> [AIM 1]
Answer these questions about the reptile breeding thread, giving each answer with its matching letter.
(a) How long is Ssthisto leaning toward leaving Feldspar, and what is she waiting for?
(b) At what price does Ssthisto refuse to produce normals selling to the public?
(c) Which four females does Ssthisto want from breeding the morph male royals next year?

= = = =

This thread makes some sobering reading 

I have a few motivations for wanting to grow on and breed the reptiles we have, but it mostly started because I wanted a pair of corns to grow up with us so my son could see them go from hatchlings to adults and then see eggs incubate and hatch.

I had assumed that we'd be able to find homes for the resulting hatchlings.

We dont have aspirations be become big breeders, at most we are considering adding a pair or maybe a trio of royals. Prehaps we will stop at just the 1 royal girl and just leave it there.


----------



## Ssthisto (Aug 31, 2006)

sparkle said:


> if I were you I'd wait but its all down to personal preference..
> 
> PS.. will get those recipes to you this week x


That is what I am leaning towards at this point - leaving Feldspar for a year until my project-plus-granite males are big enough to breed. It doesn't help that she's a great big beefer of a girl, so I don't want to try throwing a titchy little male in with her. 

I am looking forward to the recipes 



GlasgowGecko said:


> my main concern is the huge numbers of animals that are currently on the market which are not selling. The prices are coming down so far, it seems to me people are almost treating them as throw away.


There is that, although this is less of a concern for me - but you get right down to it, since my goal is to produce higher-end stuff, there comes a price point above which people just won't pay "that much" for a pet for little Billy. There are a lot more buyers for a snake that's "pet price" than there are for snakes that are "breeder/collector" price. 

I don't mind being able to price things so that little Billy can have something special for "pet price" ... but at the same time I absolutely REFUSE to produce a clutchful of normals that are selling to *the public* at £5 or £10 a go. It's one thing to get those prices from a pet shop at trade (and I have sold babies to a shop for around that much this year, because I didn't want to deal with timewasters and keeping babies for months and months, until they sold - so my local shop got well-started nice babies with known hets and I got store credit enough to feed the rest for a couple of months).



toyah said:


> That would be enough for me to not bother doing the mating. My own rule is that I only do a pairing if there's offspring that I'd like to keep from it ... breed for yourself, not for any other reason.


I did rather think you might chime in, and you've echoed my essential sentiment.

My breeding goals are not to produce babies that sell... my breeding goals are to breed what *I* want to keep and any surplus *can* be sold, given away or eaten for supper (joke) but that's the side, not the focus. We're breeding three of our morph male royals next year. Why? Because we want a female pinstripe, a female cinnamon, a female pewter and a female lesser for ourselves. 

It's a hobby for us, not a living. I suppose I should really think of it that way more often rather than worrying "but what if I don't breed so-and-so?"

If there were some way to have the snakes JUST produce what you wanted to keep (and maybe a couple of things that you could use to trade for other things you want but don't have) that'd be so convenient!



excession said:


> This thread makes some sobering reading
> 
> I have a few motivations for wanting to grow on and breed the reptiles we have, but it mostly started because I wanted a pair of corns to grow up with us so my son could see them go from hatchlings to adults and then see eggs incubate and hatch.

= = = =

> [AIM 2]
Reproduce the records word for word, starting with their first line and going on through the line that contains "macd-histogram-bar — [568, 740, 596, 747]".

= = = =

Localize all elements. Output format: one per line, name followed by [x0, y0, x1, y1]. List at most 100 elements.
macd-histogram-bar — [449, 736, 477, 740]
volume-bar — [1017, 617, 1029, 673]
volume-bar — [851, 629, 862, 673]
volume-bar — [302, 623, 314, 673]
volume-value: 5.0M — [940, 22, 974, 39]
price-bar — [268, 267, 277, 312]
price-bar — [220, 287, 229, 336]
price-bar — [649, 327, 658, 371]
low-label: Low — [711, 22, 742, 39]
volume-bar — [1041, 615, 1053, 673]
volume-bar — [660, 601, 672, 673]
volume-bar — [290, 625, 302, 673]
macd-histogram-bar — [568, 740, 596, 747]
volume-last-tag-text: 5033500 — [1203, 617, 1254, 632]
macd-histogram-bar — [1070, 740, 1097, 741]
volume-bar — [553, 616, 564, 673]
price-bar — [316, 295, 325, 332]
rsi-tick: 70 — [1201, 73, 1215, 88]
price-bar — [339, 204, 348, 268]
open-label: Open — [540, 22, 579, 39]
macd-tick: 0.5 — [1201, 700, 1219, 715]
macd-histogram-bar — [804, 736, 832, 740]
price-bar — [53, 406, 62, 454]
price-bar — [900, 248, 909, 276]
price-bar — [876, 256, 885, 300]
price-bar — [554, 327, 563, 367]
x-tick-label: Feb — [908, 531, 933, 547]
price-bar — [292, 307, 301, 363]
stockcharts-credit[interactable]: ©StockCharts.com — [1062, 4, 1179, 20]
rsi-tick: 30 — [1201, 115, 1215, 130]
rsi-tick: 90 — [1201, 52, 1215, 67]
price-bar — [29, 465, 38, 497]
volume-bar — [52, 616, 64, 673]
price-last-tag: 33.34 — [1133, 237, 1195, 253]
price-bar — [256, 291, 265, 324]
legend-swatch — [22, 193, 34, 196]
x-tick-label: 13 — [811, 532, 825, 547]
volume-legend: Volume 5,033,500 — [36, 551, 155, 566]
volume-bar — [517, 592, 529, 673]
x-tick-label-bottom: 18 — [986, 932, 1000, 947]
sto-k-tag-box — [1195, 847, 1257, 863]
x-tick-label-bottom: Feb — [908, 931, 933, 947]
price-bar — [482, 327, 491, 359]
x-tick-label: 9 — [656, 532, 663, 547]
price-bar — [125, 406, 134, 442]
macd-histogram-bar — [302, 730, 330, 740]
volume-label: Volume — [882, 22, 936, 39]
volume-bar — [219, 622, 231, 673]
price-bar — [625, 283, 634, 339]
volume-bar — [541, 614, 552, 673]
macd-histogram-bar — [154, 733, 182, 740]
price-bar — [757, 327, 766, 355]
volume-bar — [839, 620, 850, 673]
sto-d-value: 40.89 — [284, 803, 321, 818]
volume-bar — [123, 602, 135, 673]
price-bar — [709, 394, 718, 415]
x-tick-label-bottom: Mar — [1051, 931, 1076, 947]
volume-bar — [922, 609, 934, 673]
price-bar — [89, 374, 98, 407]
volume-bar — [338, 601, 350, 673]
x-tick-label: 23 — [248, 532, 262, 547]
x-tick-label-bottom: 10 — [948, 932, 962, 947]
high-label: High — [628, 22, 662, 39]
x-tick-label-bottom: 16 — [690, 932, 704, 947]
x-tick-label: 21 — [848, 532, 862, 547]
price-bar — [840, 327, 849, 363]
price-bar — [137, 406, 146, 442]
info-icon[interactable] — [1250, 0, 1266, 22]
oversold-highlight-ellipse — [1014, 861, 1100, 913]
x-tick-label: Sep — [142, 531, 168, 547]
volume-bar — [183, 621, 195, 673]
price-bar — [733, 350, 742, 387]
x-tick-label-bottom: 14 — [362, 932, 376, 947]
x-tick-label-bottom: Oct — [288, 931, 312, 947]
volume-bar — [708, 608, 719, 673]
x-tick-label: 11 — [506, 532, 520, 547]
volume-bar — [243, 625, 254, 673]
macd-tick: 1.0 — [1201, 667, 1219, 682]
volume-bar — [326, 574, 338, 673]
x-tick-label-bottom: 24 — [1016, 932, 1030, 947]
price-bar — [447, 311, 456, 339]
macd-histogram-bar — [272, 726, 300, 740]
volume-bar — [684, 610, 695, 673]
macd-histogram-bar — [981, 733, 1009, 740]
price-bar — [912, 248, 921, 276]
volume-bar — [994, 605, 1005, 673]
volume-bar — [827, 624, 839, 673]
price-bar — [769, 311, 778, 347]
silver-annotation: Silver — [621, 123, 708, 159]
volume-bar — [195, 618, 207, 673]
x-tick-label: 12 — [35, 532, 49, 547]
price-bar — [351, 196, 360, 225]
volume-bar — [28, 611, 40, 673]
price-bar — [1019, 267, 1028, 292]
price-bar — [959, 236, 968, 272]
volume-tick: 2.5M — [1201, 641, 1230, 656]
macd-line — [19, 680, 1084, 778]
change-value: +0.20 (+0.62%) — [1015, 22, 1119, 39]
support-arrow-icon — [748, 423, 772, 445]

= = = =

> [EXERCISE SOLUTION 1]
(a) A year, until the project-plus-granite males are big enough to breed.
(b) £5 or £10 a go.
(c) A female pinstripe, a female cinnamon, a female pewter and a female lesser.

> [EXERCISE SOLUTION 2]
Localize all elements. Output format: one per line, name followed by [x0, y0, x1, y1]. List at most 100 elements.
macd-histogram-bar — [449, 736, 477, 740]
volume-bar — [1017, 617, 1029, 673]
volume-bar — [851, 629, 862, 673]
volume-bar — [302, 623, 314, 673]
volume-value: 5.0M — [940, 22, 974, 39]
price-bar — [268, 267, 277, 312]
price-bar — [220, 287, 229, 336]
price-bar — [649, 327, 658, 371]
low-label: Low — [711, 22, 742, 39]
volume-bar — [1041, 615, 1053, 673]
volume-bar — [660, 601, 672, 673]
volume-bar — [290, 625, 302, 673]
macd-histogram-bar — [568, 740, 596, 747]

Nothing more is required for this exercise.